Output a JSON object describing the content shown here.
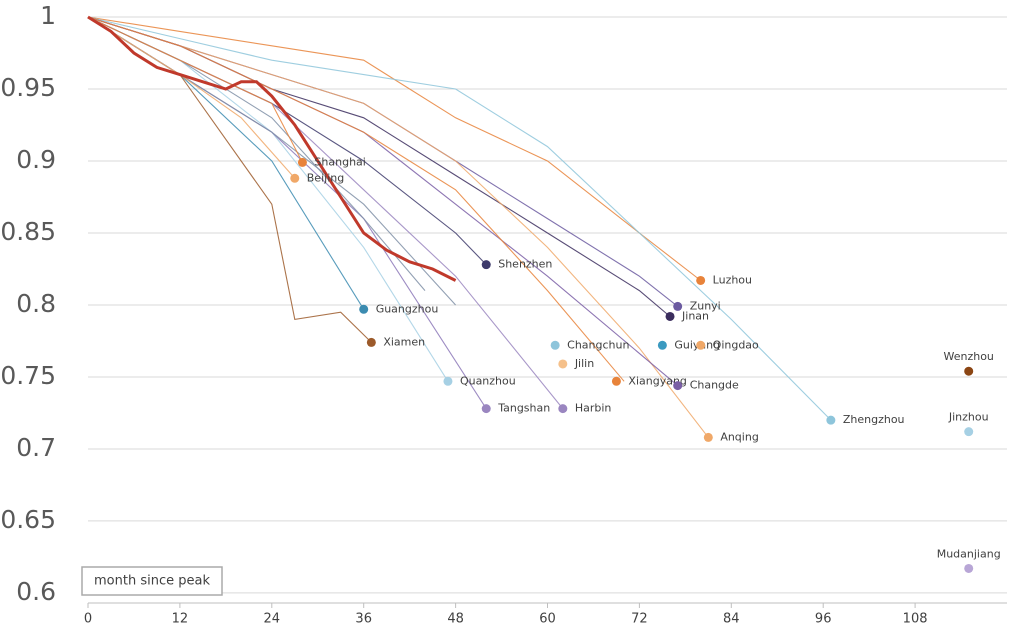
{
  "chart_data": {
    "type": "line",
    "x_label": "month since peak",
    "xlim": [
      0,
      120
    ],
    "ylim": [
      0.593,
      1
    ],
    "xticks": [
      0,
      12,
      24,
      36,
      48,
      60,
      72,
      84,
      96,
      108
    ],
    "yticks": [
      0.6,
      0.65,
      0.7,
      0.75,
      0.8,
      0.85,
      0.9,
      0.95,
      1
    ],
    "grid": true,
    "lines": [
      {
        "color": "#e8833a",
        "x": [
          0,
          12,
          24,
          36,
          48,
          60,
          72,
          80
        ],
        "values": [
          1,
          0.99,
          0.98,
          0.97,
          0.93,
          0.9,
          0.85,
          0.817
        ]
      },
      {
        "color": "#8ec5db",
        "x": [
          0,
          12,
          24,
          36,
          48,
          60,
          72,
          84,
          97
        ],
        "values": [
          1,
          0.985,
          0.97,
          0.96,
          0.95,
          0.91,
          0.85,
          0.79,
          0.72
        ]
      },
      {
        "color": "#6b5aa0",
        "x": [
          0,
          12,
          24,
          36,
          48,
          60,
          72,
          77
        ],
        "values": [
          1,
          0.98,
          0.96,
          0.94,
          0.9,
          0.86,
          0.82,
          0.799
        ]
      },
      {
        "color": "#3b2d5e",
        "x": [
          0,
          12,
          24,
          36,
          48,
          60,
          72,
          76
        ],
        "values": [
          1,
          0.98,
          0.95,
          0.93,
          0.89,
          0.85,
          0.81,
          0.792
        ]
      },
      {
        "color": "#f0a868",
        "x": [
          0,
          12,
          24,
          36,
          48,
          60,
          72,
          81
        ],
        "values": [
          1,
          0.98,
          0.96,
          0.94,
          0.9,
          0.84,
          0.77,
          0.708
        ]
      },
      {
        "color": "#7a5ea6",
        "x": [
          0,
          12,
          24,
          36,
          48,
          60,
          77
        ],
        "values": [
          1,
          0.98,
          0.95,
          0.92,
          0.87,
          0.82,
          0.744
        ]
      },
      {
        "color": "#3d3a6b",
        "x": [
          0,
          12,
          24,
          36,
          48,
          52
        ],
        "values": [
          1,
          0.97,
          0.94,
          0.9,
          0.85,
          0.828
        ]
      },
      {
        "color": "#3b8bb0",
        "x": [
          0,
          12,
          24,
          36
        ],
        "values": [
          1,
          0.96,
          0.9,
          0.797
        ]
      },
      {
        "color": "#9c5a2a",
        "x": [
          0,
          12,
          24,
          27,
          33,
          37
        ],
        "values": [
          1,
          0.96,
          0.87,
          0.79,
          0.795,
          0.774
        ]
      },
      {
        "color": "#a6d0e4",
        "x": [
          0,
          12,
          24,
          36,
          47
        ],
        "values": [
          1,
          0.97,
          0.92,
          0.84,
          0.747
        ]
      },
      {
        "color": "#9a86c0",
        "x": [
          0,
          12,
          24,
          36,
          48,
          62
        ],
        "values": [
          1,
          0.97,
          0.94,
          0.88,
          0.82,
          0.728
        ]
      },
      {
        "color": "#8c78b8",
        "x": [
          0,
          12,
          24,
          36,
          52
        ],
        "values": [
          1,
          0.96,
          0.92,
          0.86,
          0.728
        ]
      },
      {
        "color": "#e8833a",
        "x": [
          0,
          12,
          24,
          36,
          48,
          60,
          70
        ],
        "values": [
          1,
          0.98,
          0.95,
          0.92,
          0.88,
          0.81,
          0.747
        ]
      },
      {
        "color": "#7f8fa6",
        "x": [
          0,
          12,
          24,
          36,
          48
        ],
        "values": [
          1,
          0.96,
          0.92,
          0.87,
          0.8
        ]
      },
      {
        "color": "#7f8fa6",
        "x": [
          0,
          12,
          24,
          36,
          44
        ],
        "values": [
          1,
          0.97,
          0.93,
          0.86,
          0.81
        ]
      },
      {
        "color": "#e8833a",
        "x": [
          0,
          12,
          24,
          28
        ],
        "values": [
          1,
          0.97,
          0.94,
          0.899
        ]
      },
      {
        "color": "#f0a868",
        "x": [
          0,
          12,
          20,
          27
        ],
        "values": [
          1,
          0.96,
          0.93,
          0.888
        ]
      },
      {
        "color": "#c0392b",
        "width": 3,
        "x": [
          0,
          3,
          6,
          9,
          12,
          15,
          18,
          20,
          22,
          24,
          27,
          30,
          33,
          36,
          39,
          42,
          45,
          48
        ],
        "values": [
          1,
          0.99,
          0.975,
          0.965,
          0.96,
          0.955,
          0.95,
          0.955,
          0.955,
          0.945,
          0.925,
          0.9,
          0.875,
          0.85,
          0.838,
          0.83,
          0.825,
          0.817
        ]
      }
    ],
    "points": [
      {
        "label": "Shanghai",
        "color": "#e8833a",
        "x": 28,
        "y": 0.899
      },
      {
        "label": "Beijing",
        "color": "#f0a868",
        "x": 27,
        "y": 0.888
      },
      {
        "label": "Shenzhen",
        "color": "#3d3a6b",
        "x": 52,
        "y": 0.828
      },
      {
        "label": "Guangzhou",
        "color": "#3b8bb0",
        "x": 36,
        "y": 0.797
      },
      {
        "label": "Xiamen",
        "color": "#9c5a2a",
        "x": 37,
        "y": 0.774
      },
      {
        "label": "Quanzhou",
        "color": "#a6d0e4",
        "x": 47,
        "y": 0.747
      },
      {
        "label": "Tangshan",
        "color": "#9a86c0",
        "x": 52,
        "y": 0.728
      },
      {
        "label": "Harbin",
        "color": "#9a86c0",
        "x": 62,
        "y": 0.728
      },
      {
        "label": "Changchun",
        "color": "#8ec5db",
        "x": 61,
        "y": 0.772
      },
      {
        "label": "Jilin",
        "color": "#f5c08a",
        "x": 62,
        "y": 0.759
      },
      {
        "label": "Xiangyang",
        "color": "#e8833a",
        "x": 69,
        "y": 0.747
      },
      {
        "label": "Changde",
        "color": "#7a5ea6",
        "x": 77,
        "y": 0.744
      },
      {
        "label": "Guiyang",
        "color": "#3b9ac0",
        "x": 75,
        "y": 0.772
      },
      {
        "label": "Qingdao",
        "color": "#f0a868",
        "x": 80,
        "y": 0.772
      },
      {
        "label": "Zunyi",
        "color": "#6b5aa0",
        "x": 77,
        "y": 0.799
      },
      {
        "label": "Jinan",
        "color": "#3b2d5e",
        "x": 76,
        "y": 0.792
      },
      {
        "label": "Luzhou",
        "color": "#e8833a",
        "x": 80,
        "y": 0.817
      },
      {
        "label": "Anqing",
        "color": "#f0a868",
        "x": 81,
        "y": 0.708
      },
      {
        "label": "Zhengzhou",
        "color": "#8ec5db",
        "x": 97,
        "y": 0.72
      },
      {
        "label": "Wenzhou",
        "color": "#8b4513",
        "x": 115,
        "y": 0.754
      },
      {
        "label": "Jinzhou",
        "color": "#a6d0e4",
        "x": 115,
        "y": 0.712
      },
      {
        "label": "Mudanjiang",
        "color": "#b8a6d6",
        "x": 115,
        "y": 0.617
      }
    ]
  }
}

### What the task asks
Leave out all images, then reproduce the entries above exactly.

### Task solution
Output a JSON object describing the content shown here.
{
  "chart_data": {
    "type": "line",
    "x_label": "month since peak",
    "xlim": [
      0,
      120
    ],
    "ylim": [
      0.593,
      1
    ],
    "xticks": [
      0,
      12,
      24,
      36,
      48,
      60,
      72,
      84,
      96,
      108
    ],
    "yticks": [
      0.6,
      0.65,
      0.7,
      0.75,
      0.8,
      0.85,
      0.9,
      0.95,
      1
    ],
    "grid": true,
    "lines": [
      {
        "color": "#e8833a",
        "x": [
          0,
          12,
          24,
          36,
          48,
          60,
          72,
          80
        ],
        "values": [
          1,
          0.99,
          0.98,
          0.97,
          0.93,
          0.9,
          0.85,
          0.817
        ]
      },
      {
        "color": "#8ec5db",
        "x": [
          0,
          12,
          24,
          36,
          48,
          60,
          72,
          84,
          97
        ],
        "values": [
          1,
          0.985,
          0.97,
          0.96,
          0.95,
          0.91,
          0.85,
          0.79,
          0.72
        ]
      },
      {
        "color": "#6b5aa0",
        "x": [
          0,
          12,
          24,
          36,
          48,
          60,
          72,
          77
        ],
        "values": [
          1,
          0.98,
          0.96,
          0.94,
          0.9,
          0.86,
          0.82,
          0.799
        ]
      },
      {
        "color": "#3b2d5e",
        "x": [
          0,
          12,
          24,
          36,
          48,
          60,
          72,
          76
        ],
        "values": [
          1,
          0.98,
          0.95,
          0.93,
          0.89,
          0.85,
          0.81,
          0.792
        ]
      },
      {
        "color": "#f0a868",
        "x": [
          0,
          12,
          24,
          36,
          48,
          60,
          72,
          81
        ],
        "values": [
          1,
          0.98,
          0.96,
          0.94,
          0.9,
          0.84,
          0.77,
          0.708
        ]
      },
      {
        "color": "#7a5ea6",
        "x": [
          0,
          12,
          24,
          36,
          48,
          60,
          77
        ],
        "values": [
          1,
          0.98,
          0.95,
          0.92,
          0.87,
          0.82,
          0.744
        ]
      },
      {
        "color": "#3d3a6b",
        "x": [
          0,
          12,
          24,
          36,
          48,
          52
        ],
        "values": [
          1,
          0.97,
          0.94,
          0.9,
          0.85,
          0.828
        ]
      },
      {
        "color": "#3b8bb0",
        "x": [
          0,
          12,
          24,
          36
        ],
        "values": [
          1,
          0.96,
          0.9,
          0.797
        ]
      },
      {
        "color": "#9c5a2a",
        "x": [
          0,
          12,
          24,
          27,
          33,
          37
        ],
        "values": [
          1,
          0.96,
          0.87,
          0.79,
          0.795,
          0.774
        ]
      },
      {
        "color": "#a6d0e4",
        "x": [
          0,
          12,
          24,
          36,
          47
        ],
        "values": [
          1,
          0.97,
          0.92,
          0.84,
          0.747
        ]
      },
      {
        "color": "#9a86c0",
        "x": [
          0,
          12,
          24,
          36,
          48,
          62
        ],
        "values": [
          1,
          0.97,
          0.94,
          0.88,
          0.82,
          0.728
        ]
      },
      {
        "color": "#8c78b8",
        "x": [
          0,
          12,
          24,
          36,
          52
        ],
        "values": [
          1,
          0.96,
          0.92,
          0.86,
          0.728
        ]
      },
      {
        "color": "#e8833a",
        "x": [
          0,
          12,
          24,
          36,
          48,
          60,
          70
        ],
        "values": [
          1,
          0.98,
          0.95,
          0.92,
          0.88,
          0.81,
          0.747
        ]
      },
      {
        "color": "#7f8fa6",
        "x": [
          0,
          12,
          24,
          36,
          48
        ],
        "values": [
          1,
          0.96,
          0.92,
          0.87,
          0.8
        ]
      },
      {
        "color": "#7f8fa6",
        "x": [
          0,
          12,
          24,
          36,
          44
        ],
        "values": [
          1,
          0.97,
          0.93,
          0.86,
          0.81
        ]
      },
      {
        "color": "#e8833a",
        "x": [
          0,
          12,
          24,
          28
        ],
        "values": [
          1,
          0.97,
          0.94,
          0.899
        ]
      },
      {
        "color": "#f0a868",
        "x": [
          0,
          12,
          20,
          27
        ],
        "values": [
          1,
          0.96,
          0.93,
          0.888
        ]
      },
      {
        "color": "#c0392b",
        "width": 3,
        "x": [
          0,
          3,
          6,
          9,
          12,
          15,
          18,
          20,
          22,
          24,
          27,
          30,
          33,
          36,
          39,
          42,
          45,
          48
        ],
        "values": [
          1,
          0.99,
          0.975,
          0.965,
          0.96,
          0.955,
          0.95,
          0.955,
          0.955,
          0.945,
          0.925,
          0.9,
          0.875,
          0.85,
          0.838,
          0.83,
          0.825,
          0.817
        ]
      }
    ],
    "points": [
      {
        "label": "Shanghai",
        "color": "#e8833a",
        "x": 28,
        "y": 0.899
      },
      {
        "label": "Beijing",
        "color": "#f0a868",
        "x": 27,
        "y": 0.888
      },
      {
        "label": "Shenzhen",
        "color": "#3d3a6b",
        "x": 52,
        "y": 0.828
      },
      {
        "label": "Guangzhou",
        "color": "#3b8bb0",
        "x": 36,
        "y": 0.797
      },
      {
        "label": "Xiamen",
        "color": "#9c5a2a",
        "x": 37,
        "y": 0.774
      },
      {
        "label": "Quanzhou",
        "color": "#a6d0e4",
        "x": 47,
        "y": 0.747
      },
      {
        "label": "Tangshan",
        "color": "#9a86c0",
        "x": 52,
        "y": 0.728
      },
      {
        "label": "Harbin",
        "color": "#9a86c0",
        "x": 62,
        "y": 0.728
      },
      {
        "label": "Changchun",
        "color": "#8ec5db",
        "x": 61,
        "y": 0.772
      },
      {
        "label": "Jilin",
        "color": "#f5c08a",
        "x": 62,
        "y": 0.759
      },
      {
        "label": "Xiangyang",
        "color": "#e8833a",
        "x": 69,
        "y": 0.747
      },
      {
        "label": "Changde",
        "color": "#7a5ea6",
        "x": 77,
        "y": 0.744
      },
      {
        "label": "Guiyang",
        "color": "#3b9ac0",
        "x": 75,
        "y": 0.772
      },
      {
        "label": "Qingdao",
        "color": "#f0a868",
        "x": 80,
        "y": 0.772
      },
      {
        "label": "Zunyi",
        "color": "#6b5aa0",
        "x": 77,
        "y": 0.799
      },
      {
        "label": "Jinan",
        "color": "#3b2d5e",
        "x": 76,
        "y": 0.792
      },
      {
        "label": "Luzhou",
        "color": "#e8833a",
        "x": 80,
        "y": 0.817
      },
      {
        "label": "Anqing",
        "color": "#f0a868",
        "x": 81,
        "y": 0.708
      },
      {
        "label": "Zhengzhou",
        "color": "#8ec5db",
        "x": 97,
        "y": 0.72
      },
      {
        "label": "Wenzhou",
        "color": "#8b4513",
        "x": 115,
        "y": 0.754
      },
      {
        "label": "Jinzhou",
        "color": "#a6d0e4",
        "x": 115,
        "y": 0.712
      },
      {
        "label": "Mudanjiang",
        "color": "#b8a6d6",
        "x": 115,
        "y": 0.617
      }
    ]
  }
}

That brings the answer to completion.